Stored data:
━━━━━━━━━━
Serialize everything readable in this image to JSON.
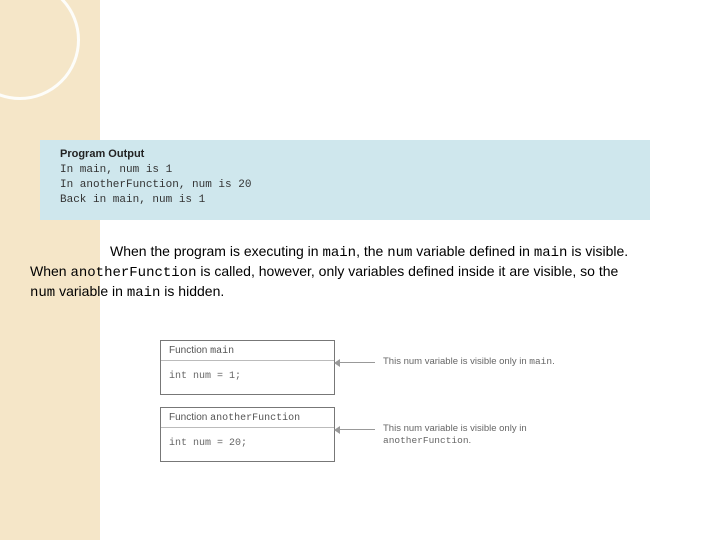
{
  "sidebar": {},
  "output": {
    "title": "Program Output",
    "lines": "In main, num is 1\nIn anotherFunction, num is 20\nBack in main, num is 1"
  },
  "paragraph": {
    "t1": "When the program is executing in ",
    "c1": "main",
    "t2": ", the ",
    "c2": "num",
    "t3": " variable defined in ",
    "c3": "main",
    "t4": " is visible. When ",
    "c4": "anotherFunction",
    "t5": " is called, however, only variables defined inside it are visible, so the ",
    "c5": "num",
    "t6": " variable in ",
    "c6": "main",
    "t7": " is hidden."
  },
  "diagram": {
    "box1": {
      "head_prefix": "Function ",
      "head_name": "main",
      "body": "int num = 1;",
      "caption_prefix": "This num variable is visible only in ",
      "caption_code": "main",
      "caption_suffix": "."
    },
    "box2": {
      "head_prefix": "Function ",
      "head_name": "anotherFunction",
      "body": "int num = 20;",
      "caption_prefix": "This num variable is visible only in ",
      "caption_code": "anotherFunction",
      "caption_suffix": "."
    }
  }
}
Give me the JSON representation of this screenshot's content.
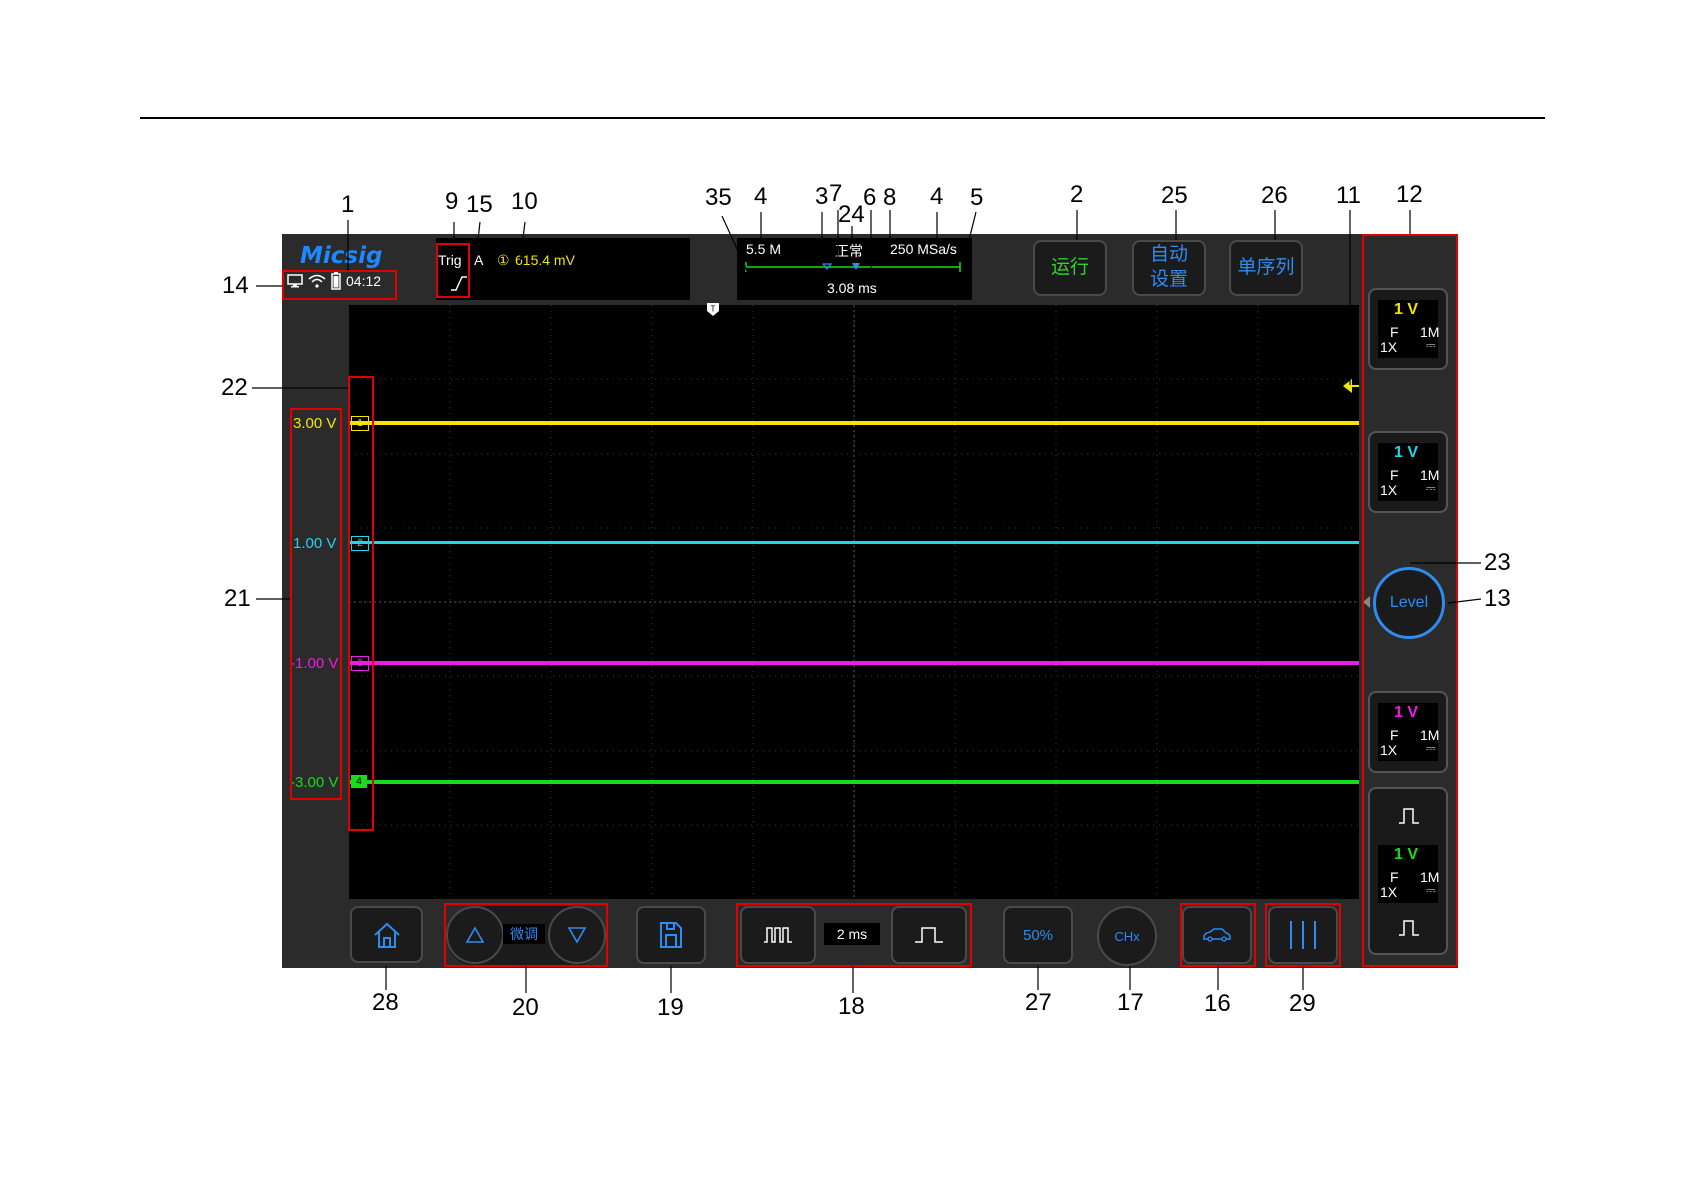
━━━━━━━━━━
• WHAT IS NEEDED
Return the full material word for word. Do not include the pictures.

• RESPONSE TO THIS EXERCISE
Serialize everything readable in this image to JSON.
{
  "sidebar": {},
  "output": {
    "title": "Program Output",
    "lines": "In main, num is 1\nIn anotherFunction, num is 20\nBack in main, num is 1"
  },
  "paragraph": {
    "t1": "When the program is executing in ",
    "c1": "main",
    "t2": ", the ",
    "c2": "num",
    "t3": " variable defined in ",
    "c3": "main",
    "t4": " is visible. When ",
    "c4": "anotherFunction",
    "t5": " is called, however, only variables defined inside it are visible, so the ",
    "c5": "num",
    "t6": " variable in ",
    "c6": "main",
    "t7": " is hidden."
  },
  "diagram": {
    "box1": {
      "head_prefix": "Function ",
      "head_name": "main",
      "body": "int num = 1;",
      "caption_prefix": "This num variable is visible only in ",
      "caption_code": "main",
      "caption_suffix": "."
    },
    "box2": {
      "head_prefix": "Function ",
      "head_name": "anotherFunction",
      "body": "int num = 20;",
      "caption_prefix": "This num variable is visible only in ",
      "caption_code": "anotherFunction",
      "caption_suffix": "."
    }
  }
}
Give me the JSON representation of this screenshot's content.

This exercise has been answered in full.